Record extracts »
** Start **

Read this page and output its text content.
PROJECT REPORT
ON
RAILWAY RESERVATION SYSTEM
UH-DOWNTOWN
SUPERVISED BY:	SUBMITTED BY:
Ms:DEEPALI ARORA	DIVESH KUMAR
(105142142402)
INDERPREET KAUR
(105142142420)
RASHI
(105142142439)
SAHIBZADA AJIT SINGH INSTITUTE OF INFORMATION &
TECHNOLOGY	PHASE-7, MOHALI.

** End **

Task »
From the listing above, extract every line exactly as it stands.

Reply to the task »
Read this page and output its text content.
PROJECT REPORT
ON
RAILWAY RESERVATION SYSTEM
UH-DOWNTOWN
SUPERVISED BY:	SUBMITTED BY:
Ms:DEEPALI ARORA	DIVESH KUMAR
(105142142402)
INDERPREET KAUR
(105142142420)
RASHI
(105142142439)
SAHIBZADA AJIT SINGH INSTITUTE OF INFORMATION &
TECHNOLOGY	PHASE-7, MOHALI.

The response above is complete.